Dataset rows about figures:
################

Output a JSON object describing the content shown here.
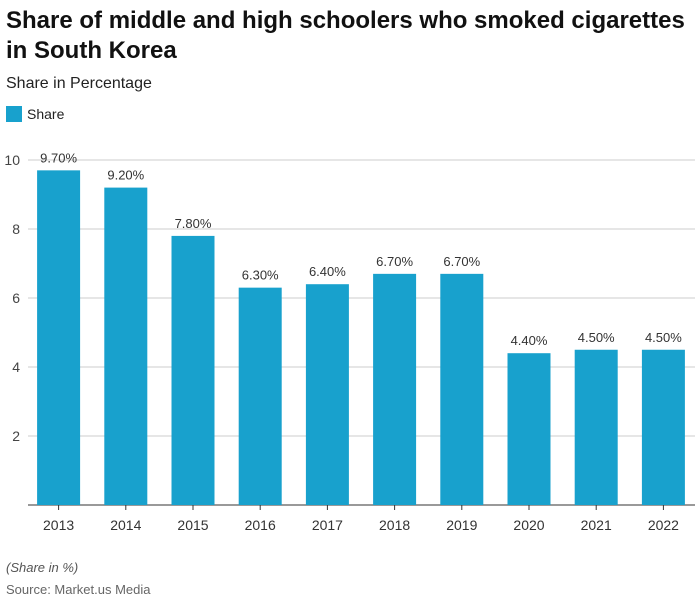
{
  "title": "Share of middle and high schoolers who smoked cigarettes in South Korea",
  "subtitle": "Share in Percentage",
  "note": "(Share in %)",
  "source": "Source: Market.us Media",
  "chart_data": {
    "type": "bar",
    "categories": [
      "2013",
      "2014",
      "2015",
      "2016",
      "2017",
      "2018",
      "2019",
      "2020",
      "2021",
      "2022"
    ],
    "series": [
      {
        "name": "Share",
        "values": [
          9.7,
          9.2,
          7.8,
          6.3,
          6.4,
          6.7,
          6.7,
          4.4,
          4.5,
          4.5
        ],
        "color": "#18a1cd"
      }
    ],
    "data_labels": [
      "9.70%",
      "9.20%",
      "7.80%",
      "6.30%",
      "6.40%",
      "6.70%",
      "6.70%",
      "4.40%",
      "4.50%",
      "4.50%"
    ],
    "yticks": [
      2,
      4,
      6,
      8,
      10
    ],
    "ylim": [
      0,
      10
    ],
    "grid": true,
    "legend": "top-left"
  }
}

################

*Exercise prompt*:
Write out the entries again, exactly as given, skipping any images.

*Solution for this exercise*:
Output a JSON object describing the content shown here.
{
  "title": "Share of middle and high schoolers who smoked cigarettes in South Korea",
  "subtitle": "Share in Percentage",
  "note": "(Share in %)",
  "source": "Source: Market.us Media",
  "chart_data": {
    "type": "bar",
    "categories": [
      "2013",
      "2014",
      "2015",
      "2016",
      "2017",
      "2018",
      "2019",
      "2020",
      "2021",
      "2022"
    ],
    "series": [
      {
        "name": "Share",
        "values": [
          9.7,
          9.2,
          7.8,
          6.3,
          6.4,
          6.7,
          6.7,
          4.4,
          4.5,
          4.5
        ],
        "color": "#18a1cd"
      }
    ],
    "data_labels": [
      "9.70%",
      "9.20%",
      "7.80%",
      "6.30%",
      "6.40%",
      "6.70%",
      "6.70%",
      "4.40%",
      "4.50%",
      "4.50%"
    ],
    "yticks": [
      2,
      4,
      6,
      8,
      10
    ],
    "ylim": [
      0,
      10
    ],
    "grid": true,
    "legend": "top-left"
  }
}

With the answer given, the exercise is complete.